* start RECORD LIST *
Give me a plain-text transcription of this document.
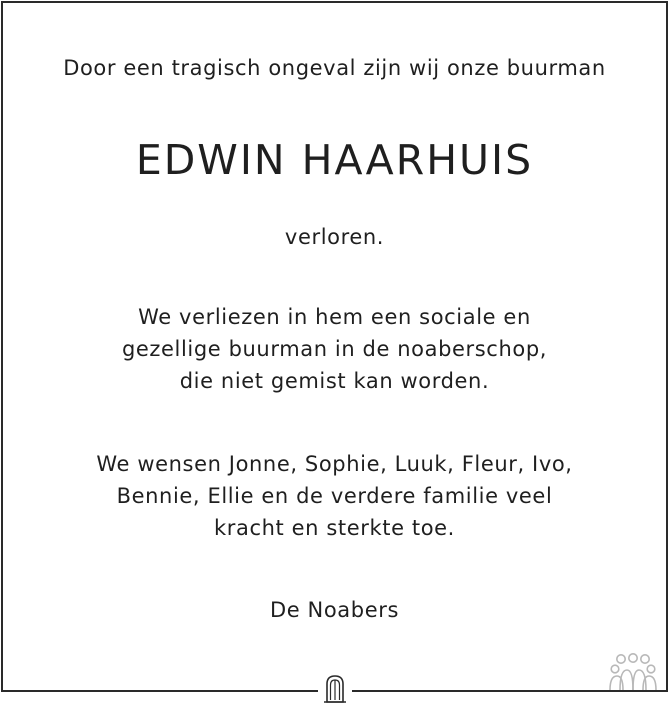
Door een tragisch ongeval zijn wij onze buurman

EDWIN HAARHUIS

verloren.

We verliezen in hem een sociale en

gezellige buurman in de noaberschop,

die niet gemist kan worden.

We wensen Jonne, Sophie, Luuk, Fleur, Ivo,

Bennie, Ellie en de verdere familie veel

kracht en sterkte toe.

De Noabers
* end RECORD LIST *
[WHAT NEEDS TO BE DONE] Keep every word of the data as it is when you write it out, but drop the pictures.

[SOLVED PROBLEM]
Give me a plain-text transcription of this document.
Door een tragisch ongeval zijn wij onze buurman

EDWIN HAARHUIS

verloren.

We verliezen in hem een sociale en

gezellige buurman in de noaberschop,

die niet gemist kan worden.

We wensen Jonne, Sophie, Luuk, Fleur, Ivo,

Bennie, Ellie en de verdere familie veel

kracht en sterkte toe.

De Noabers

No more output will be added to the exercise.